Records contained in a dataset
********************
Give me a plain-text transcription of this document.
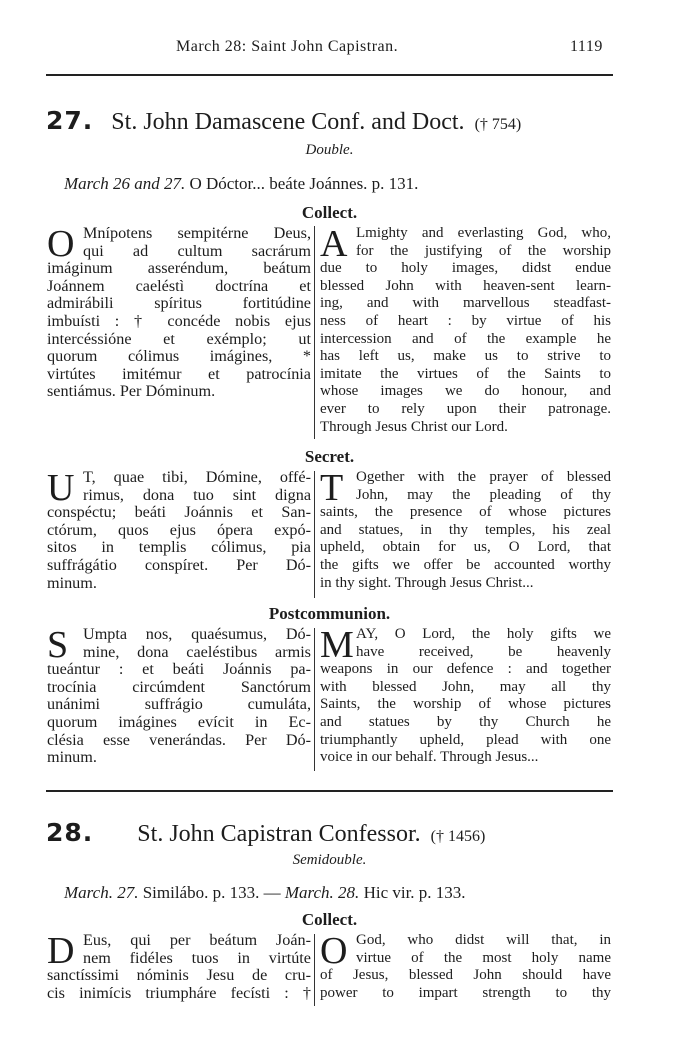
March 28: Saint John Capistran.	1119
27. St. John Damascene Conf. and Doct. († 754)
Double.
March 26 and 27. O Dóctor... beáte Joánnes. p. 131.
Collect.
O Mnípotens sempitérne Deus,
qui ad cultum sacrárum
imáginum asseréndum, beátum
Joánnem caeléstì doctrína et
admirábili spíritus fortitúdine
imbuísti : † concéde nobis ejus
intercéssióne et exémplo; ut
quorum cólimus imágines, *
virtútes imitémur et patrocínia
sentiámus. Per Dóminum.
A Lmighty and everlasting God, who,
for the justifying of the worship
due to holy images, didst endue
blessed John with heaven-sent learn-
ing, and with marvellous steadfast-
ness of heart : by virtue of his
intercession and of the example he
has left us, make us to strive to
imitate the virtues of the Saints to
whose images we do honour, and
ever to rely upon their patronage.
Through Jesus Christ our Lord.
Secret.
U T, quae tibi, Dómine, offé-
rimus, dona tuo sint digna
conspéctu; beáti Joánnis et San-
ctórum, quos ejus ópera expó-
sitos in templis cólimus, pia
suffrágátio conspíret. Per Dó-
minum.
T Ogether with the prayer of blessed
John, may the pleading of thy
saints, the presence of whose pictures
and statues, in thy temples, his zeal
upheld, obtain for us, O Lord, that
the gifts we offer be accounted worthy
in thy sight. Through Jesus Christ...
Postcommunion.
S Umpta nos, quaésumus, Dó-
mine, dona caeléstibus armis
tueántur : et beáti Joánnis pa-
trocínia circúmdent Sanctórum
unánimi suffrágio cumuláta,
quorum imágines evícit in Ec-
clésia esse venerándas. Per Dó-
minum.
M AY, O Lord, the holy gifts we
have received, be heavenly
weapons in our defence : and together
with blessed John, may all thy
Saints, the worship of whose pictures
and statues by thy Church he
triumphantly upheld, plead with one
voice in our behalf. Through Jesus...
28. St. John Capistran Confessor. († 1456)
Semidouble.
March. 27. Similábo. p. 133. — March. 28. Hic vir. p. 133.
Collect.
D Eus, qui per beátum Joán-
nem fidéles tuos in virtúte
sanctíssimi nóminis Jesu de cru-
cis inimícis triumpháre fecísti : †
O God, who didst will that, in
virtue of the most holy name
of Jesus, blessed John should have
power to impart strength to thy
********************
• _Task requirements_
Go through the listing above and write it out again exactly, dropping the pictures.

• _Result of this task_
Give me a plain-text transcription of this document.
March 28: Saint John Capistran.	1119
27. St. John Damascene Conf. and Doct. († 754)
Double.
March 26 and 27. O Dóctor... beáte Joánnes. p. 131.
Collect.
O Mnípotens sempitérne Deus,
qui ad cultum sacrárum
imáginum asseréndum, beátum
Joánnem caeléstì doctrína et
admirábili spíritus fortitúdine
imbuísti : † concéde nobis ejus
intercéssióne et exémplo; ut
quorum cólimus imágines, *
virtútes imitémur et patrocínia
sentiámus. Per Dóminum.
A Lmighty and everlasting God, who,
for the justifying of the worship
due to holy images, didst endue
blessed John with heaven-sent learn-
ing, and with marvellous steadfast-
ness of heart : by virtue of his
intercession and of the example he
has left us, make us to strive to
imitate the virtues of the Saints to
whose images we do honour, and
ever to rely upon their patronage.
Through Jesus Christ our Lord.
Secret.
U T, quae tibi, Dómine, offé-
rimus, dona tuo sint digna
conspéctu; beáti Joánnis et San-
ctórum, quos ejus ópera expó-
sitos in templis cólimus, pia
suffrágátio conspíret. Per Dó-
minum.
T Ogether with the prayer of blessed
John, may the pleading of thy
saints, the presence of whose pictures
and statues, in thy temples, his zeal
upheld, obtain for us, O Lord, that
the gifts we offer be accounted worthy
in thy sight. Through Jesus Christ...
Postcommunion.
S Umpta nos, quaésumus, Dó-
mine, dona caeléstibus armis
tueántur : et beáti Joánnis pa-
trocínia circúmdent Sanctórum
unánimi suffrágio cumuláta,
quorum imágines evícit in Ec-
clésia esse venerándas. Per Dó-
minum.
M AY, O Lord, the holy gifts we
have received, be heavenly
weapons in our defence : and together
with blessed John, may all thy
Saints, the worship of whose pictures
and statues by thy Church he
triumphantly upheld, plead with one
voice in our behalf. Through Jesus...
28. St. John Capistran Confessor. († 1456)
Semidouble.
March. 27. Similábo. p. 133. — March. 28. Hic vir. p. 133.
Collect.
D Eus, qui per beátum Joán-
nem fidéles tuos in virtúte
sanctíssimi nóminis Jesu de cru-
cis inimícis triumpháre fecísti : †
O God, who didst will that, in
virtue of the most holy name
of Jesus, blessed John should have
power to impart strength to thy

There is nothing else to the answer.